--- Begin Information shown ---
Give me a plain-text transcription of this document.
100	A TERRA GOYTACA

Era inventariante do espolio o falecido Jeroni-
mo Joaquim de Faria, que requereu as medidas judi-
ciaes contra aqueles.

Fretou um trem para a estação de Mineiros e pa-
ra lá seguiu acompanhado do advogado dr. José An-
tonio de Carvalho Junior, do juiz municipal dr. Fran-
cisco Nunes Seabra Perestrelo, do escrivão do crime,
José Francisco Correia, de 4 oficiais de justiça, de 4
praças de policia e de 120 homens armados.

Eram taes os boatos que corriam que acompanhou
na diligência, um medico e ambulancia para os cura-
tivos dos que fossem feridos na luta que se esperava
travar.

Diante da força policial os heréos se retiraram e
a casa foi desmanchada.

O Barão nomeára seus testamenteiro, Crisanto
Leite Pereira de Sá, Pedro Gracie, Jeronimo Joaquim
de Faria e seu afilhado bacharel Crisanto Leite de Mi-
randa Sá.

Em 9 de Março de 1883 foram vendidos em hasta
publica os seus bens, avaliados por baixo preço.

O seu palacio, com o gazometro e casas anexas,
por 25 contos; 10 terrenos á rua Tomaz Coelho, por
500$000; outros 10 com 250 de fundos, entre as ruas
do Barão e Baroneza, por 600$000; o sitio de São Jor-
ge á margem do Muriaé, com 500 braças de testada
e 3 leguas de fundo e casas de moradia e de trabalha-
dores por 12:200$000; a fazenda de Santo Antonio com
--- End Information shown ---
--- Begin Information shown ---
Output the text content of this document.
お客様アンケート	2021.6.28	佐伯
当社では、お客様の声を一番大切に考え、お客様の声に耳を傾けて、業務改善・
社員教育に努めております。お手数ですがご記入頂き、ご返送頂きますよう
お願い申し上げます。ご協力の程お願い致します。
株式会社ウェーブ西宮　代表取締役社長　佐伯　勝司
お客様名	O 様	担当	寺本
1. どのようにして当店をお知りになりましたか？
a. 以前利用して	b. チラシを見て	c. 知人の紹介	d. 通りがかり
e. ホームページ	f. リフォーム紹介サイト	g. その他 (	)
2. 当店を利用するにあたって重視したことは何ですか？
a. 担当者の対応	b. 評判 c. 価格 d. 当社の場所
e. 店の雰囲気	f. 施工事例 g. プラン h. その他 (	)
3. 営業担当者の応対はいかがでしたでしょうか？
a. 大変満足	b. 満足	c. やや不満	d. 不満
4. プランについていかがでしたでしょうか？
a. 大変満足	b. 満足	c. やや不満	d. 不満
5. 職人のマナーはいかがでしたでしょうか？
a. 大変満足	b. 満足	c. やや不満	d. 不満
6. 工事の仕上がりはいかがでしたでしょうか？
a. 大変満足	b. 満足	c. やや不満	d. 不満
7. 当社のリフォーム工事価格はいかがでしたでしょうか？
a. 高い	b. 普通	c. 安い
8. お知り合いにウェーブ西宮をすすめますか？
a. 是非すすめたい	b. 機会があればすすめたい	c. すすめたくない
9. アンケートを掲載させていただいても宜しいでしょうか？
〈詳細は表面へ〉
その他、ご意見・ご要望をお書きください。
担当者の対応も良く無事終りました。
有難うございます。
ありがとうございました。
--- End Information shown ---
Copy every line of the listing that includes the string "this".

• _In response_:
Give me a plain-text transcription of this document.
Output the text content of this document.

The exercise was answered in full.